**DATA EXTRACT**
━━━━━━
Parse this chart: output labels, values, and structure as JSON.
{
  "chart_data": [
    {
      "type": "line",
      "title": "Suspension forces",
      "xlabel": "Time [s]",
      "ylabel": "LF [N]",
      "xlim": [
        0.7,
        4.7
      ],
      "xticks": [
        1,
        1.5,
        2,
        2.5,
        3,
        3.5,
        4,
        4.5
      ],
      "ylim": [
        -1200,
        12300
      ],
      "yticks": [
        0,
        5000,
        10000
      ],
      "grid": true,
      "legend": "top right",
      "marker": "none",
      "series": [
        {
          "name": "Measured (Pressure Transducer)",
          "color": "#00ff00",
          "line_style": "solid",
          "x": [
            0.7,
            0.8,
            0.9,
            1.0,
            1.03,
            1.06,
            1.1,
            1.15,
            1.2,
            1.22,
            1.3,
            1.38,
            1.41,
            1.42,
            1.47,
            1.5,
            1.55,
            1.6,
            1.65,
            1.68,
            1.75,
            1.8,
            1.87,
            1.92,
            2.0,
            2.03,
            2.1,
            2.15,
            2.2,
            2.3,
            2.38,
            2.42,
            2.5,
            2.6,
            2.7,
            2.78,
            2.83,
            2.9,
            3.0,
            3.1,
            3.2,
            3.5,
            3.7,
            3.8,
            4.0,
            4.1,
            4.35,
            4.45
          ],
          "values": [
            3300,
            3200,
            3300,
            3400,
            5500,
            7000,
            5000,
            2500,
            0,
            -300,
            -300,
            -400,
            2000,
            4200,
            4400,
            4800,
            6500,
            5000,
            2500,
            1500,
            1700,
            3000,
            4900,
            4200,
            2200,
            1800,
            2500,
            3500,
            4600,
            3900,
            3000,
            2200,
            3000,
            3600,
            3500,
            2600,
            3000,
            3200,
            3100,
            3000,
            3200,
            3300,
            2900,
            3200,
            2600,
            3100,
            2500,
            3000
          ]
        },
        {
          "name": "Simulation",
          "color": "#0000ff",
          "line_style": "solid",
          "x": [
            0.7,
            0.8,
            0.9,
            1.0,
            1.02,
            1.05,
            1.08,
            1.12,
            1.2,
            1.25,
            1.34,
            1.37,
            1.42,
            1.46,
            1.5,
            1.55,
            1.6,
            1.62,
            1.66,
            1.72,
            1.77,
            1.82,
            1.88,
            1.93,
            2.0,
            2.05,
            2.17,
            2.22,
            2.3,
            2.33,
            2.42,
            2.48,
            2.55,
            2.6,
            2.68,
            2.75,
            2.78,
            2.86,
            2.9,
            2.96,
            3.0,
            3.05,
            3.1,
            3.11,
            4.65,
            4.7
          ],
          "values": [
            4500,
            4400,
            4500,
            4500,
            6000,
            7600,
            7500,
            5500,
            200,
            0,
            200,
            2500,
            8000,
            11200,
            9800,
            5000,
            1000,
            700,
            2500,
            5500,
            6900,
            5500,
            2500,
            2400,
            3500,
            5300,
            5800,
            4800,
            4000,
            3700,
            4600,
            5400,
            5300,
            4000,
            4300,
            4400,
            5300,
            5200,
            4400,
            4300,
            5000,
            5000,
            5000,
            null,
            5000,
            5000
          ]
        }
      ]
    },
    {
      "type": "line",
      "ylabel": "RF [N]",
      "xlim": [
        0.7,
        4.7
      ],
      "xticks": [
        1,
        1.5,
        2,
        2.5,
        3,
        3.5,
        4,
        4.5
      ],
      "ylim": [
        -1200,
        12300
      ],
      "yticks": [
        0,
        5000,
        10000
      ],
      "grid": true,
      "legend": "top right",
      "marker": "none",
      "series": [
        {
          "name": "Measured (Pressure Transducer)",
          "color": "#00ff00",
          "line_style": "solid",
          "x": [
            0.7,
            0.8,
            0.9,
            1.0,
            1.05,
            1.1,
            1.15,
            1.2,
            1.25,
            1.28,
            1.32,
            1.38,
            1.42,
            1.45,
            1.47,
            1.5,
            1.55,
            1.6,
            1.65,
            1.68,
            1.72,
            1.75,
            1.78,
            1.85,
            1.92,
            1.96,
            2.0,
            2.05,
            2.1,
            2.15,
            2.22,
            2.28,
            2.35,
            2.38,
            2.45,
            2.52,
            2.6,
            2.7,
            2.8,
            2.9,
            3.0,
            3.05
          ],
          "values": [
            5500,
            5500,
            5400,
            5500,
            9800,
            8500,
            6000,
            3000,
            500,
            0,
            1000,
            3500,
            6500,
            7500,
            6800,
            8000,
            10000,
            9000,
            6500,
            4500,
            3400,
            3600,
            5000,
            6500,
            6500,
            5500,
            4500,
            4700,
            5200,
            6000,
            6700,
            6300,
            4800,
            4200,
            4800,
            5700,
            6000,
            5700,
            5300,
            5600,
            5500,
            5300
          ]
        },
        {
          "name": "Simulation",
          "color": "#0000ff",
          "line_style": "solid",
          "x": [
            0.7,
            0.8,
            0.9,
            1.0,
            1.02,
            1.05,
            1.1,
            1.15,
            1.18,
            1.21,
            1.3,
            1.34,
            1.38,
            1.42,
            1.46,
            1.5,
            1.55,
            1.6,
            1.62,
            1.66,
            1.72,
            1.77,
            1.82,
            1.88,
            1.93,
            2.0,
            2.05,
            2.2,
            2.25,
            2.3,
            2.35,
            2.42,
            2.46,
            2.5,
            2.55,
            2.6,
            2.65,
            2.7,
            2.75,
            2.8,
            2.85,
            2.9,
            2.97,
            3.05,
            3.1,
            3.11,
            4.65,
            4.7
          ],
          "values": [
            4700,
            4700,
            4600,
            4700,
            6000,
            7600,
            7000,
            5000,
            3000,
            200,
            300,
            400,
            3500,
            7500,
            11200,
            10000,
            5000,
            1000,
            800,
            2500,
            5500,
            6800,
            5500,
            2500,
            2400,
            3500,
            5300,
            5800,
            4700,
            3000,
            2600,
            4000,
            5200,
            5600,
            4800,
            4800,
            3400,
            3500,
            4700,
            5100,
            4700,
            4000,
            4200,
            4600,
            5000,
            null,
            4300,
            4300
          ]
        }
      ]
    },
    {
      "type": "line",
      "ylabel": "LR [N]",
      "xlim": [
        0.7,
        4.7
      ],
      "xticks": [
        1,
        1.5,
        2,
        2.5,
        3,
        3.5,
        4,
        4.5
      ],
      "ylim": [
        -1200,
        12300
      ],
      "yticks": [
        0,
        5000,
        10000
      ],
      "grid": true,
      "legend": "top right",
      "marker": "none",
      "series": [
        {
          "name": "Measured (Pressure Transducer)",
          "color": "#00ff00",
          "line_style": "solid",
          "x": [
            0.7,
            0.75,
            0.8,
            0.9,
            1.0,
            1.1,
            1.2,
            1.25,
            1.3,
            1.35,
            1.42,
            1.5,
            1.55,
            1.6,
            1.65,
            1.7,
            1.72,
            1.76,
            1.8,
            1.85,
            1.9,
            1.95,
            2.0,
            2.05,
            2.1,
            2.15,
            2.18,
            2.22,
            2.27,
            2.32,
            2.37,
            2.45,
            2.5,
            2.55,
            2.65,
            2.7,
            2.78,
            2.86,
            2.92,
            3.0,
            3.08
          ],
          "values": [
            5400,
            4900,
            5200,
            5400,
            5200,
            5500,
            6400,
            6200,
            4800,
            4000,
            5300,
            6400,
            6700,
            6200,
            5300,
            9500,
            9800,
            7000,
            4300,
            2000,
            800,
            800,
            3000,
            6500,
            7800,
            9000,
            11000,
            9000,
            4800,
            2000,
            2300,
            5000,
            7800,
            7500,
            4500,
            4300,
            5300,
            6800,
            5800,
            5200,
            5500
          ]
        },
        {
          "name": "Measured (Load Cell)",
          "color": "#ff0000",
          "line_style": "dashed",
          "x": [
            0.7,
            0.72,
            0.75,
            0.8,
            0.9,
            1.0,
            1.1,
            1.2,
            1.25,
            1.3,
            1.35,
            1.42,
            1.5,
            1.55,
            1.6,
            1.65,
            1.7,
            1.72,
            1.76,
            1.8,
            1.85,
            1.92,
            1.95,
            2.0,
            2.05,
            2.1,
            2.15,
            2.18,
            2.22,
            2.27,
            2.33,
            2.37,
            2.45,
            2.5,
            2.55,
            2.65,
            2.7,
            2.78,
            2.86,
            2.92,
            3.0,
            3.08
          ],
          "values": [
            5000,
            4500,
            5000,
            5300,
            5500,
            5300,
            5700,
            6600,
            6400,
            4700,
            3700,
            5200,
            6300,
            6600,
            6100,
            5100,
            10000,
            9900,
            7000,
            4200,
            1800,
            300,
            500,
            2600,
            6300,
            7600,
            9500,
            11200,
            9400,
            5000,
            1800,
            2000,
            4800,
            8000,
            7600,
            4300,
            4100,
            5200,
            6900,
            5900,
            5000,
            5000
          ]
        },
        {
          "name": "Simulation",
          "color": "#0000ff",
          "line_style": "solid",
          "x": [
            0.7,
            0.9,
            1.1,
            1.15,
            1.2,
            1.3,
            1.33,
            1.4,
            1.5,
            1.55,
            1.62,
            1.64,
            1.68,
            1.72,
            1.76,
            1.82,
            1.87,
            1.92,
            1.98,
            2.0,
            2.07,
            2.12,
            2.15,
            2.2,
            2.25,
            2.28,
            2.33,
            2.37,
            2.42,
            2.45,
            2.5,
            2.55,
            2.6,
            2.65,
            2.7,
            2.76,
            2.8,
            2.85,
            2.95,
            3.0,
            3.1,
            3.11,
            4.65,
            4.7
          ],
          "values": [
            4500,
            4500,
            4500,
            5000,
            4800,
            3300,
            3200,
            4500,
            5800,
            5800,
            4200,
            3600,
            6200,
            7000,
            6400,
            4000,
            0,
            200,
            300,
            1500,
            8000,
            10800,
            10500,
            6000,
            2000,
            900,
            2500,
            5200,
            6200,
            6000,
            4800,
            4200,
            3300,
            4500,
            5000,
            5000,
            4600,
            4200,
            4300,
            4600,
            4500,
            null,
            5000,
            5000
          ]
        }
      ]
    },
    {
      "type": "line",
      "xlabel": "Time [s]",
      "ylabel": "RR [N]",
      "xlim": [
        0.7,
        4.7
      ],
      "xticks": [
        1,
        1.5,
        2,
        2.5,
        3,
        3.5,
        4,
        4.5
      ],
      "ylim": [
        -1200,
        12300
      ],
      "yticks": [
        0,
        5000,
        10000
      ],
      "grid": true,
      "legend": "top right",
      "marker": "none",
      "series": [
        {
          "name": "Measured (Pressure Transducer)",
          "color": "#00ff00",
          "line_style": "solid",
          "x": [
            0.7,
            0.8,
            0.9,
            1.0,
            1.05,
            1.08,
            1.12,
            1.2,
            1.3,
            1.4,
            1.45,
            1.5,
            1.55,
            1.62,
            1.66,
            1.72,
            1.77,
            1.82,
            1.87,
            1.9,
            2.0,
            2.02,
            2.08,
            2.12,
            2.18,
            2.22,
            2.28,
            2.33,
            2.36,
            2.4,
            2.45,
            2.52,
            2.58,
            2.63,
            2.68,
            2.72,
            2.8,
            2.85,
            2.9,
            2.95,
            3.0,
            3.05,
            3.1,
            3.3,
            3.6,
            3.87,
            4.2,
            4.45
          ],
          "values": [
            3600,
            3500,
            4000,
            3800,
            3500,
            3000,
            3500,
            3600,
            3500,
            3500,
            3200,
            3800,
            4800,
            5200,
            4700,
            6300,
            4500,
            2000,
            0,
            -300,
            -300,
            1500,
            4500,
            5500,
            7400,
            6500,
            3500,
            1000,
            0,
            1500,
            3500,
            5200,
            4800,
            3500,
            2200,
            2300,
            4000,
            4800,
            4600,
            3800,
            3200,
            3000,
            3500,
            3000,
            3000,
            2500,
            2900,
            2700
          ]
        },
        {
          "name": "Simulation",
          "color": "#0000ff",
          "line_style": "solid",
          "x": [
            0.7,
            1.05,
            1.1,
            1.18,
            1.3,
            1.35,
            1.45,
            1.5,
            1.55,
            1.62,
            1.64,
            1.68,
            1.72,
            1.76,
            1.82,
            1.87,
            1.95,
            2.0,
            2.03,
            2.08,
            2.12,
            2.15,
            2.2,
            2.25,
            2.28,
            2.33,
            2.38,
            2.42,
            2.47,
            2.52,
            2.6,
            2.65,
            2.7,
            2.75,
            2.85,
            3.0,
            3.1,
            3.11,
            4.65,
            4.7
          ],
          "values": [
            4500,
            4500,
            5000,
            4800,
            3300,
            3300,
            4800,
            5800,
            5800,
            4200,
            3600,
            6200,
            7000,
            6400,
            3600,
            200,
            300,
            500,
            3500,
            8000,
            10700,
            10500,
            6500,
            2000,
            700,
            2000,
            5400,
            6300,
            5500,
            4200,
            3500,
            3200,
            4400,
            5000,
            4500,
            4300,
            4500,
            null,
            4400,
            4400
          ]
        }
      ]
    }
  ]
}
━━━━━━
**EXERCISE**
Count each line with "ylabel" in it and report that figure by itself.

**SOLUTION**
4